__GOAL__
Can you output the records below exactly as they are written?
▬▬▬
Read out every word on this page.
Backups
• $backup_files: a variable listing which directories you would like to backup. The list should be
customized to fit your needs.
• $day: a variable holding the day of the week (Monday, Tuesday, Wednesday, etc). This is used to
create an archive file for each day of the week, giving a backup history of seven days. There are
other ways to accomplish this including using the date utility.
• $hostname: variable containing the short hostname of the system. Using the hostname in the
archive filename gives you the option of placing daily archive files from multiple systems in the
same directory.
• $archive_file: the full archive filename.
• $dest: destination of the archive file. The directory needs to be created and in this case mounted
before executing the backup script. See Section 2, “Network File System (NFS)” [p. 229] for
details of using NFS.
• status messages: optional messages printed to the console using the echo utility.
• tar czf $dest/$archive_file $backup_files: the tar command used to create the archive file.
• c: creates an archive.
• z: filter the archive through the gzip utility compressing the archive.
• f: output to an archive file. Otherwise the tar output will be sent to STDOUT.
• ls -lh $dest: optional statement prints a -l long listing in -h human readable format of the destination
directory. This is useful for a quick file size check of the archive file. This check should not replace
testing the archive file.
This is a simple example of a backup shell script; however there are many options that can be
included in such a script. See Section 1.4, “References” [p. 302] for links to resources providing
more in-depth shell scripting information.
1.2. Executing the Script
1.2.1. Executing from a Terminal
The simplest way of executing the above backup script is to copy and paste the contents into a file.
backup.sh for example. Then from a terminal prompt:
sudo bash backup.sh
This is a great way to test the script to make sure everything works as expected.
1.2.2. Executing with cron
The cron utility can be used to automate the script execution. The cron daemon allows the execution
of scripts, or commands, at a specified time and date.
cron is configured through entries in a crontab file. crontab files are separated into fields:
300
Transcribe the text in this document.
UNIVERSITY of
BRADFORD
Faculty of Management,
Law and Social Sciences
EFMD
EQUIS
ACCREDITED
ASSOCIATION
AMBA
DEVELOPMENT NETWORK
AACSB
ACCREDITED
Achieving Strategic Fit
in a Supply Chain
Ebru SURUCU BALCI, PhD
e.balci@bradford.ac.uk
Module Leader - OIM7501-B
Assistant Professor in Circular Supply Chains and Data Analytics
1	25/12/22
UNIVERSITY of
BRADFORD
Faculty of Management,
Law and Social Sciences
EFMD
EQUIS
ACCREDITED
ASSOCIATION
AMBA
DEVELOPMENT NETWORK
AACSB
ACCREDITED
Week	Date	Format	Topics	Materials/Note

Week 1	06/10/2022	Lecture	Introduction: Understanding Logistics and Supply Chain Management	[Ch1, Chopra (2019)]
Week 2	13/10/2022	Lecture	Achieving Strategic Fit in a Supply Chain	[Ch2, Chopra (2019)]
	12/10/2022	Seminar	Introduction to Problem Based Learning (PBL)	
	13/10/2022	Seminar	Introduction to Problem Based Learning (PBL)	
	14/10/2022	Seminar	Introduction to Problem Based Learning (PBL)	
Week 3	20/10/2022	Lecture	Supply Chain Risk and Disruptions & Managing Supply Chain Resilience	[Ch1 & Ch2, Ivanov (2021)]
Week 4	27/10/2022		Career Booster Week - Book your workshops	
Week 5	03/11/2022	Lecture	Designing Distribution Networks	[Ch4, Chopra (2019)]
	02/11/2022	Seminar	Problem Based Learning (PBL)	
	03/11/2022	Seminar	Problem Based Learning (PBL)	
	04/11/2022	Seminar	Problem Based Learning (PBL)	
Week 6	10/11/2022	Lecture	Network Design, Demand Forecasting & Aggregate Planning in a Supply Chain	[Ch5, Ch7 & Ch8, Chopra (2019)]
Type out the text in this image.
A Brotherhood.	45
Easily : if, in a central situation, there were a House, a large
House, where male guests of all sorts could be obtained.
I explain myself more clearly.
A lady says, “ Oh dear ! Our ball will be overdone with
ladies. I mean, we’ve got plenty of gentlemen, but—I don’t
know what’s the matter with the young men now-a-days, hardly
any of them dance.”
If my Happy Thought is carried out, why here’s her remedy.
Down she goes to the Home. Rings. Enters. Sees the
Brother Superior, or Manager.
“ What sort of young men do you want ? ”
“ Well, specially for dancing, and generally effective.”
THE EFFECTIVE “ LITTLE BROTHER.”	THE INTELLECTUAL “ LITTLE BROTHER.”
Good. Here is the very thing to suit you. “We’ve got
▬▬▬
__FULL SOLUTION__
Read out every word on this page.
Backups
• $backup_files: a variable listing which directories you would like to backup. The list should be
customized to fit your needs.
• $day: a variable holding the day of the week (Monday, Tuesday, Wednesday, etc). This is used to
create an archive file for each day of the week, giving a backup history of seven days. There are
other ways to accomplish this including using the date utility.
• $hostname: variable containing the short hostname of the system. Using the hostname in the
archive filename gives you the option of placing daily archive files from multiple systems in the
same directory.
• $archive_file: the full archive filename.
• $dest: destination of the archive file. The directory needs to be created and in this case mounted
before executing the backup script. See Section 2, “Network File System (NFS)” [p. 229] for
details of using NFS.
• status messages: optional messages printed to the console using the echo utility.
• tar czf $dest/$archive_file $backup_files: the tar command used to create the archive file.
• c: creates an archive.
• z: filter the archive through the gzip utility compressing the archive.
• f: output to an archive file. Otherwise the tar output will be sent to STDOUT.
• ls -lh $dest: optional statement prints a -l long listing in -h human readable format of the destination
directory. This is useful for a quick file size check of the archive file. This check should not replace
testing the archive file.
This is a simple example of a backup shell script; however there are many options that can be
included in such a script. See Section 1.4, “References” [p. 302] for links to resources providing
more in-depth shell scripting information.
1.2. Executing the Script
1.2.1. Executing from a Terminal
The simplest way of executing the above backup script is to copy and paste the contents into a file.
backup.sh for example. Then from a terminal prompt:
sudo bash backup.sh
This is a great way to test the script to make sure everything works as expected.
1.2.2. Executing with cron
The cron utility can be used to automate the script execution. The cron daemon allows the execution
of scripts, or commands, at a specified time and date.
cron is configured through entries in a crontab file. crontab files are separated into fields:
300
Transcribe the text in this document.
UNIVERSITY of
BRADFORD
Faculty of Management,
Law and Social Sciences
EFMD
EQUIS
ACCREDITED
ASSOCIATION
AMBA
DEVELOPMENT NETWORK
AACSB
ACCREDITED
Achieving Strategic Fit
in a Supply Chain
Ebru SURUCU BALCI, PhD
e.balci@bradford.ac.uk
Module Leader - OIM7501-B
Assistant Professor in Circular Supply Chains and Data Analytics
1	25/12/22
UNIVERSITY of
BRADFORD
Faculty of Management,
Law and Social Sciences
EFMD
EQUIS
ACCREDITED
ASSOCIATION
AMBA
DEVELOPMENT NETWORK
AACSB
ACCREDITED
Week	Date	Format	Topics	Materials/Note

Week 1	06/10/2022	Lecture	Introduction: Understanding Logistics and Supply Chain Management	[Ch1, Chopra (2019)]
Week 2	13/10/2022	Lecture	Achieving Strategic Fit in a Supply Chain	[Ch2, Chopra (2019)]
	12/10/2022	Seminar	Introduction to Problem Based Learning (PBL)	
	13/10/2022	Seminar	Introduction to Problem Based Learning (PBL)	
	14/10/2022	Seminar	Introduction to Problem Based Learning (PBL)	
Week 3	20/10/2022	Lecture	Supply Chain Risk and Disruptions & Managing Supply Chain Resilience	[Ch1 & Ch2, Ivanov (2021)]
Week 4	27/10/2022		Career Booster Week - Book your workshops	
Week 5	03/11/2022	Lecture	Designing Distribution Networks	[Ch4, Chopra (2019)]
	02/11/2022	Seminar	Problem Based Learning (PBL)	
	03/11/2022	Seminar	Problem Based Learning (PBL)	
	04/11/2022	Seminar	Problem Based Learning (PBL)	
Week 6	10/11/2022	Lecture	Network Design, Demand Forecasting & Aggregate Planning in a Supply Chain	[Ch5, Ch7 & Ch8, Chopra (2019)]
Type out the text in this image.
A Brotherhood.	45
Easily : if, in a central situation, there were a House, a large
House, where male guests of all sorts could be obtained.
I explain myself more clearly.
A lady says, “ Oh dear ! Our ball will be overdone with
ladies. I mean, we’ve got plenty of gentlemen, but—I don’t
know what’s the matter with the young men now-a-days, hardly
any of them dance.”
If my Happy Thought is carried out, why here’s her remedy.
Down she goes to the Home. Rings. Enters. Sees the
Brother Superior, or Manager.
“ What sort of young men do you want ? ”
“ Well, specially for dancing, and generally effective.”
THE EFFECTIVE “ LITTLE BROTHER.”	THE INTELLECTUAL “ LITTLE BROTHER.”
Good. Here is the very thing to suit you. “We’ve got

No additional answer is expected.